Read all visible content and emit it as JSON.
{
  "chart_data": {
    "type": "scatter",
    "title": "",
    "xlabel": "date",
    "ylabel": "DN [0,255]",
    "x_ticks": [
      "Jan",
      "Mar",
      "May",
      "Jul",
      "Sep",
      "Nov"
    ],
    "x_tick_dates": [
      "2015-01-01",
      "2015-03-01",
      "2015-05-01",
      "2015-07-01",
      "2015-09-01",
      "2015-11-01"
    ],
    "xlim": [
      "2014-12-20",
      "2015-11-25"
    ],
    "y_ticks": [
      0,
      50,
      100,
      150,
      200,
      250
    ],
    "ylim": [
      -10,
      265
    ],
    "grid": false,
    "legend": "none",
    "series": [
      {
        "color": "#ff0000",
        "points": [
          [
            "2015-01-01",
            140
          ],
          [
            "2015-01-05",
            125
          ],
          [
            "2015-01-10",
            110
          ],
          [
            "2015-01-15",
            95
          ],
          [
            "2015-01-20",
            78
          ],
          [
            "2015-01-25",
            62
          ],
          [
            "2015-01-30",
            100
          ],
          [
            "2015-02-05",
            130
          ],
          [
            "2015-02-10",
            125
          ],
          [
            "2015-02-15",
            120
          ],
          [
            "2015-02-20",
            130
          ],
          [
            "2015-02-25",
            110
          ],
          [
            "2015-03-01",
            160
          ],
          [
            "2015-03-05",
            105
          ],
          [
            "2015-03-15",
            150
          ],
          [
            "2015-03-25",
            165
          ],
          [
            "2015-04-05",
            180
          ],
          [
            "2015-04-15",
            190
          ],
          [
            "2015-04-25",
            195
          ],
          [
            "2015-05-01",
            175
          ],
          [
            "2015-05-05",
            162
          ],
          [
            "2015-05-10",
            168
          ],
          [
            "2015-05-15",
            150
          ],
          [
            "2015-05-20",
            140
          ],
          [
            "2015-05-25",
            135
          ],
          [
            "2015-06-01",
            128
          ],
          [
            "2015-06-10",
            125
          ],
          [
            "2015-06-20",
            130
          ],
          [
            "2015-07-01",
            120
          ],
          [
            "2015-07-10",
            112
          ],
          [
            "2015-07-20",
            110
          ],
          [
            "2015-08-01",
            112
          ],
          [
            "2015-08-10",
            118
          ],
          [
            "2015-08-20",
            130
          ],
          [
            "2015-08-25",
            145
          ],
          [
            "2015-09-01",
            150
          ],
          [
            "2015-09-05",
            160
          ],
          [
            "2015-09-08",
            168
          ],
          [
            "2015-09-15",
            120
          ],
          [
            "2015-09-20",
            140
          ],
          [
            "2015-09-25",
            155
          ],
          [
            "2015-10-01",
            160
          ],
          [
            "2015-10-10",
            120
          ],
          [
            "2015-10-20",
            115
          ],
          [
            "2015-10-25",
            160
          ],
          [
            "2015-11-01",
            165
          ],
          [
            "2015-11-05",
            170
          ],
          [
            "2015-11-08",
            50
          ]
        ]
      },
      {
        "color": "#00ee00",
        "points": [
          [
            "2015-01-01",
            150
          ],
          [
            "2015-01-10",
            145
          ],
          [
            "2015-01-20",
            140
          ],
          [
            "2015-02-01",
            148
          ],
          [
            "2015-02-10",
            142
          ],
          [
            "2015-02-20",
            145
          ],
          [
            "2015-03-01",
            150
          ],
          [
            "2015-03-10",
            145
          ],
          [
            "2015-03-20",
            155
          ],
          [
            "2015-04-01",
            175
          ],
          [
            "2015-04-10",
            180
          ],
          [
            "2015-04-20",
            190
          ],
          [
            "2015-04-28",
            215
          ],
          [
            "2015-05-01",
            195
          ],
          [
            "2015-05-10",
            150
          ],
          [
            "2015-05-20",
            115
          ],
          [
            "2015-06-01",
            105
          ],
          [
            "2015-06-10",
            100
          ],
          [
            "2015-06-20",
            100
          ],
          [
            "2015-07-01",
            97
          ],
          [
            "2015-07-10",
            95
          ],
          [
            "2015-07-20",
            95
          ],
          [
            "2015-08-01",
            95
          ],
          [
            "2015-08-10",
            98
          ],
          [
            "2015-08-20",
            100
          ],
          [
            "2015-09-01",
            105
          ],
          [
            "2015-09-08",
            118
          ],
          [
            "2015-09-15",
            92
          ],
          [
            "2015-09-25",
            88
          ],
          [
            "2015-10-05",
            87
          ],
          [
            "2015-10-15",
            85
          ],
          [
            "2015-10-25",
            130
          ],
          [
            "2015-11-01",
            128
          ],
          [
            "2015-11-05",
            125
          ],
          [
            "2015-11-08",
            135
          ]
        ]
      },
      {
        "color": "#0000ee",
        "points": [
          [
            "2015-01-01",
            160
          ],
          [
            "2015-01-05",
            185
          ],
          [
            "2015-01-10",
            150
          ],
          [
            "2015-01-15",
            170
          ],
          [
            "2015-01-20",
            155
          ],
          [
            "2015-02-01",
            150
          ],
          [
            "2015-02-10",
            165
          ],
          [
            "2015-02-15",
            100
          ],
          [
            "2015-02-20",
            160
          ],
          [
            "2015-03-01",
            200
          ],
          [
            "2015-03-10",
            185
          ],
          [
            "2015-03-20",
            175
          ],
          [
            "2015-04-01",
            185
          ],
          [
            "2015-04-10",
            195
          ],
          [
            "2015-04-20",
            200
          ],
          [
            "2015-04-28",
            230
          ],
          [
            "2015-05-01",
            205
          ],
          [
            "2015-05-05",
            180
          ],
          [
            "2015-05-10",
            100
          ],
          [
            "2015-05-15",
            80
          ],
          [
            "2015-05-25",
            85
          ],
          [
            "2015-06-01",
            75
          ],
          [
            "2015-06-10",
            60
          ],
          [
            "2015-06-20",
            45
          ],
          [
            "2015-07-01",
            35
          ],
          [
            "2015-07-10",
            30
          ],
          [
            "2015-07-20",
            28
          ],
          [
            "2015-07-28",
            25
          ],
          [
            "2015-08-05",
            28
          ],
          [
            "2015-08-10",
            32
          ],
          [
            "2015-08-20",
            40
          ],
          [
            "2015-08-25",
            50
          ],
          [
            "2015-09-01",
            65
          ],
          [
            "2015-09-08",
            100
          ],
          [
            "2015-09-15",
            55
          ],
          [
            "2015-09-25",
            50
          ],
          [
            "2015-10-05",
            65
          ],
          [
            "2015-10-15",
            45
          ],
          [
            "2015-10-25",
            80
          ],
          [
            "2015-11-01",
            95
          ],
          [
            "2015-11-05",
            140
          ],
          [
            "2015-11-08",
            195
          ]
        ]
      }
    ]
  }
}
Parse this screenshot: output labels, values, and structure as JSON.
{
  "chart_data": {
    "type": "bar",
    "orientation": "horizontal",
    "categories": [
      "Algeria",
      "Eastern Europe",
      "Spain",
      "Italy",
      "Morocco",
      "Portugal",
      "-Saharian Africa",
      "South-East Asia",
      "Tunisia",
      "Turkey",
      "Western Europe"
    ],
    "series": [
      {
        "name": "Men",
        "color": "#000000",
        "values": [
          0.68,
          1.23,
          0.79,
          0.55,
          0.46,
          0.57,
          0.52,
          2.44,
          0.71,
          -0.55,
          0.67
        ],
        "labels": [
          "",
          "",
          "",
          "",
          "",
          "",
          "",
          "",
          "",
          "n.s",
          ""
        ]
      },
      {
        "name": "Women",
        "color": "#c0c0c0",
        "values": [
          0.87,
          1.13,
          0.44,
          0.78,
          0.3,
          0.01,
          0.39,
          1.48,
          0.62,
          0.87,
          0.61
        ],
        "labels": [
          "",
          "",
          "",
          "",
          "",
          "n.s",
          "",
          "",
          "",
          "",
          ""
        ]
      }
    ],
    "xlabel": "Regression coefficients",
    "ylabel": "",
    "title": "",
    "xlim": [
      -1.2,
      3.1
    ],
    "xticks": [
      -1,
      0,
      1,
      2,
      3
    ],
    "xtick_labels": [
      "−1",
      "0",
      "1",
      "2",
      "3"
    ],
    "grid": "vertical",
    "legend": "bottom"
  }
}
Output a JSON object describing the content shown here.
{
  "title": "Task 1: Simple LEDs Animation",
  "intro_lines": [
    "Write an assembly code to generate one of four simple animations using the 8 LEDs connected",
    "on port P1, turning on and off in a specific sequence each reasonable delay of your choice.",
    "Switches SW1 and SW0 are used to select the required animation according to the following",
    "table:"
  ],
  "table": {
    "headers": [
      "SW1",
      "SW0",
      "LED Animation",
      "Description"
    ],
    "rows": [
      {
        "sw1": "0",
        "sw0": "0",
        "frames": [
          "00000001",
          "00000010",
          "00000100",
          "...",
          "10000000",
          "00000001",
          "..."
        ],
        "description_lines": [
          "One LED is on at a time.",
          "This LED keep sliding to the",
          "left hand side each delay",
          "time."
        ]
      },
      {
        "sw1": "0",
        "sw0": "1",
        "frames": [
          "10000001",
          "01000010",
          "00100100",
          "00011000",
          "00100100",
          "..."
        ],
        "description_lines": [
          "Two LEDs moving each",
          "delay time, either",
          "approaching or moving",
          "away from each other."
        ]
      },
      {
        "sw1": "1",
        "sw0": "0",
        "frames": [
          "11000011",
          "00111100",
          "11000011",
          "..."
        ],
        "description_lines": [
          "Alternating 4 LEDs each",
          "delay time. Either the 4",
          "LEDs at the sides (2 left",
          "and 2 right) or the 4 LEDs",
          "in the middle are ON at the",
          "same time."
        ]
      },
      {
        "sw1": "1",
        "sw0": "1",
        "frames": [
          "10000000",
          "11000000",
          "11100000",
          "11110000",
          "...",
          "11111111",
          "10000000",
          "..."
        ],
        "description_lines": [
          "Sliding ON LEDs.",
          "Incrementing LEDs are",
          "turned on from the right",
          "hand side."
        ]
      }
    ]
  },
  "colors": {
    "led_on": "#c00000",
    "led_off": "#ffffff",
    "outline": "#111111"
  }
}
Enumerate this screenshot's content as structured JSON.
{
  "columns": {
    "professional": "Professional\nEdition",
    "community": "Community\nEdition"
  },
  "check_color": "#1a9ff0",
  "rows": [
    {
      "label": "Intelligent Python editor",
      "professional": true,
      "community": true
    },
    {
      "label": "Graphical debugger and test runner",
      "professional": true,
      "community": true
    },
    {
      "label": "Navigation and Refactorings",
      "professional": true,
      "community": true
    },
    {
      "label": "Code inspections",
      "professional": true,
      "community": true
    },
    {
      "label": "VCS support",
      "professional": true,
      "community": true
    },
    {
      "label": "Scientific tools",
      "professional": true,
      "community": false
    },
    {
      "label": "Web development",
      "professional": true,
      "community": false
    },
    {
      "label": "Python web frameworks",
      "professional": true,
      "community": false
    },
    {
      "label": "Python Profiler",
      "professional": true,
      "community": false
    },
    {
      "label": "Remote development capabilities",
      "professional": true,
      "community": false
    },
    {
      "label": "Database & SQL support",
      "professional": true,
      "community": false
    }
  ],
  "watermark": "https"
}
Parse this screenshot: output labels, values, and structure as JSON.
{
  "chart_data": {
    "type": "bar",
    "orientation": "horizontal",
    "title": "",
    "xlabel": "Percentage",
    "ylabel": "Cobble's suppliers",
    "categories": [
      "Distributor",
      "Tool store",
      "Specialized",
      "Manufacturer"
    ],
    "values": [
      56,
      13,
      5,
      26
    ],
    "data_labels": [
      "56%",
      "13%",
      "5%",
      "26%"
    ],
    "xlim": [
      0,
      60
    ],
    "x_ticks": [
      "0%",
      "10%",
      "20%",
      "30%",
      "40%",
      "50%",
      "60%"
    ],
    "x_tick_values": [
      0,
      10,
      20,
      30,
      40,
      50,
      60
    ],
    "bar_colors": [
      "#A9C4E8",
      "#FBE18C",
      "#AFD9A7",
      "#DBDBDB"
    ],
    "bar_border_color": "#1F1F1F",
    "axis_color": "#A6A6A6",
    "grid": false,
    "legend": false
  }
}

──────

- _Objective_:
Work out how many lines in the entries hold the string "support". Your answer should consist solely of that number.

- _Answer to the task_:
2